■ Vorgegebener Text ■
---*---

Der Konflikt dreht sich um die Frage, wer die neue Supermacht ist – und das vor dem Hintergrund einer Wirtschaftskrise. Der Kapitalismus steckt in einer strukturellen Krise. Da mit fortschreitender Entwicklung immer weniger profitable Anlagemöglichkeiten bestehen, bildet sich ein Überangebot von Kapital, während das Wirtschaftswachstum abnimmt. Dadurch wird der Streit um geopolitische Einflusssphären immer größer und wo der Kuchen kleiner wird, streitet man sich mehr um die Teile. Eines der wichtigsten geopolitischen Projekte von China, um seinen weltweiten Einfluss aufzubauen, ist „One belt one road“ (aka. „Neue Seidenstraße“). Hierbei werden über 120 Projekte gebündelt, die die Interessen und Ziele Chinas zusammenfassen. Es handelt sich v.a. um den Aufbau internationaler Handels- und Infrastruktur-Netze. Dieses Projekt sorgt für große Beunruhigung in den USA.

Etliche andere Länder pflegen enge Beziehungen und Handelsabkommen zu beiden Staaten und sind nicht einem der beiden Blöcke klar zuordenbar. Sie versuchen dazwischen zu balancieren bzw. es sich mit keinem der beiden zu verscherzen. Deutschland z.B. möchte weiterhin seine dominante Rolle in der EU behalten und hat starke ökonomische Beziehungen sowohl zu den USA als auch zu China. In eine schwierigere Position kommen ökonomisch schwächere, Schwellenländer oder neokoloniale Staaten. Hier versucht China etwa über Freihandelsabkommen wie den RCEP oder durch den massenhaften Export von Corona-Impfstoffen seinen Zugriff zu verstärken. Russland ist ein weiterer Faktor. Es ist eine Nuklearmacht, grenzt an China und steht im Konflikt mit den USA, u.a. in Syrien und im Mittleren Osten.

---*---

■ Datenauszüge ■
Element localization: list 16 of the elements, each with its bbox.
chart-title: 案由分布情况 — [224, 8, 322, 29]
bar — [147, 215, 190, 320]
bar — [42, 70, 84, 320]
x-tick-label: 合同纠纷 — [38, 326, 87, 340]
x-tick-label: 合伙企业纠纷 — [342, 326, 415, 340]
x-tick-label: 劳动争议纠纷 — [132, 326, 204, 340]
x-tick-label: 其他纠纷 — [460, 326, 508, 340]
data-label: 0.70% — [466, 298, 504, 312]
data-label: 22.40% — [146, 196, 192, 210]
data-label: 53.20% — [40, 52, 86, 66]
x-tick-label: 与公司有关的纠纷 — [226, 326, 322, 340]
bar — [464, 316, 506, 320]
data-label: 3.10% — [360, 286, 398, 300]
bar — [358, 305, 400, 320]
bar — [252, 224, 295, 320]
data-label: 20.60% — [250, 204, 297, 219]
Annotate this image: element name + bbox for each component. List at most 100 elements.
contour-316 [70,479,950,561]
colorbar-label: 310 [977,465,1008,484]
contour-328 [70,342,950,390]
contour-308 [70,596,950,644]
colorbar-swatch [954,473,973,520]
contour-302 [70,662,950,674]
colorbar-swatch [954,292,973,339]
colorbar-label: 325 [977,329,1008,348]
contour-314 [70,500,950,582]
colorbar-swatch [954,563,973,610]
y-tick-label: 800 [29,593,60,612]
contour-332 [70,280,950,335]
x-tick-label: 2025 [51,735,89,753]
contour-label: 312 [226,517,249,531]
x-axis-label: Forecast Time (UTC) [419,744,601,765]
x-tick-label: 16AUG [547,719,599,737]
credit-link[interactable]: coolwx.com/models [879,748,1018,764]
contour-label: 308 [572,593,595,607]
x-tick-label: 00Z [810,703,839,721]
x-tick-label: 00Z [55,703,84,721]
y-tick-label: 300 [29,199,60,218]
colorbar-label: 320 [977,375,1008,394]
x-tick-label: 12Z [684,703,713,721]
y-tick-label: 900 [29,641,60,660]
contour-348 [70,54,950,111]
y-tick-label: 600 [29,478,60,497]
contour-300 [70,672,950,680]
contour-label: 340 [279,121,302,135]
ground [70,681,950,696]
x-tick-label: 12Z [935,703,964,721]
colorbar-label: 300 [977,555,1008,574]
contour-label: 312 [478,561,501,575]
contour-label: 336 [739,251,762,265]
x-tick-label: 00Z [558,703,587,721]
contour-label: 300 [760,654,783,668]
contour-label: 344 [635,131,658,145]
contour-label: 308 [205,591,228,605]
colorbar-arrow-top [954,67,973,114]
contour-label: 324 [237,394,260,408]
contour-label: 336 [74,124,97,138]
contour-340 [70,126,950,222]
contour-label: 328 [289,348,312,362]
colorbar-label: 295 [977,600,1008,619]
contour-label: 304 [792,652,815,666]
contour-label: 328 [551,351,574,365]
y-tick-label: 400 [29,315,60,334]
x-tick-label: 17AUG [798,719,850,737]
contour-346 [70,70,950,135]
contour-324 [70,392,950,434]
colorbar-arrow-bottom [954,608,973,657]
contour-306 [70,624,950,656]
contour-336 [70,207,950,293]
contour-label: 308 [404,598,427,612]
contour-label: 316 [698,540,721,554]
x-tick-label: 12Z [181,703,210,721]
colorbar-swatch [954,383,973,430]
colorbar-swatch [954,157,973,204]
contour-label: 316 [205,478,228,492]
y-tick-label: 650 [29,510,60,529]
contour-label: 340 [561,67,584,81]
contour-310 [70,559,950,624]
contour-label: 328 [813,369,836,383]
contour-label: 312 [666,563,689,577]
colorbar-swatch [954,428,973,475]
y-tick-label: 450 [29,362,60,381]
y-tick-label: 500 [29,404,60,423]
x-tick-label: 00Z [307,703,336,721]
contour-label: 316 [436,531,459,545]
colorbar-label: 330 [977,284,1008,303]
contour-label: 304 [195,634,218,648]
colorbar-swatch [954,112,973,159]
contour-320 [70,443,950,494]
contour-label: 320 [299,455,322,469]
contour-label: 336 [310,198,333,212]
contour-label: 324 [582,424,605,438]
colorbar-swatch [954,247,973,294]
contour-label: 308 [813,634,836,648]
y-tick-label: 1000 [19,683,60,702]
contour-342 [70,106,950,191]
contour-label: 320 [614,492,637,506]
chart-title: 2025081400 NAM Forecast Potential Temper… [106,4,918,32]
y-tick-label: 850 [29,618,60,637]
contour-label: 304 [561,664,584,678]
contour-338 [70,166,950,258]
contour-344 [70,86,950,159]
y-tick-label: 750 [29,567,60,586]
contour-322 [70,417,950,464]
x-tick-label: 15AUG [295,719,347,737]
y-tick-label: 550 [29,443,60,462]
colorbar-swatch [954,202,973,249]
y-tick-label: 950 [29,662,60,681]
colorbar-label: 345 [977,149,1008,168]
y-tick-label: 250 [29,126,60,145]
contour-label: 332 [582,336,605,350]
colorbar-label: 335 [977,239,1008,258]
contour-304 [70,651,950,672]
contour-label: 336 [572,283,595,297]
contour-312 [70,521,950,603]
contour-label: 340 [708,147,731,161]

---*---

■ Aufgabenstellung ■
(A) Wie viele Projekte werden laut dem Text über die Rivalität zwischen den USA und China im Vorhaben „One belt one road“ gebündelt?
(B) Führen Sie den Text über die Rivalität zwischen den USA und China im Anschluss an seinen letzten Satz fort.

■ Antworten je Aufgabe ■
(A) Über 120 Projekte.

(B)
Auf die ökonomische und geostrategische Ebene folgt die militärische. Während die USA ihre militärische Präsenz rund um China kontinuierlich verstärken, verdoppelten sich die chinesischen Militärausgaben zwischen 2010 und 2020. Das Wettrüsten wurde besonders im südchinesischen Meer sichtbar.

All diese Ebenen haben Parallelen mit dem Kalten Krieg des 20. Jahrhunderts. Der Unterschied ist, dass sowohl China als auch die USA imperialistisch sind, die Sowjetunion damals aber weder imperialistisch noch kapitalistisch war. Die Sowjetunion und die USA waren zwei klar voneinander getrennte Blöcke, die ihre Verbündeten unter Kontrolle hatten. China und die USA sind auch auf wirtschaftlicher Ebene viel mehr voneinander abhängig: 2017 verbuchten die USA mit China ein Handelsdefizit von 375 Milliarden $. 2019 kamen 18% der amerikanischen Importe aus China und 6 % der chinesischen Einfuhren waren aus den USA. Der chinesische Staat ist einer der größten Gläubiger der USA: Er hält Staatsanleihen in der Höhe von 1 Billion $, das sind circa 4 % der gesamten US Staatsschulden.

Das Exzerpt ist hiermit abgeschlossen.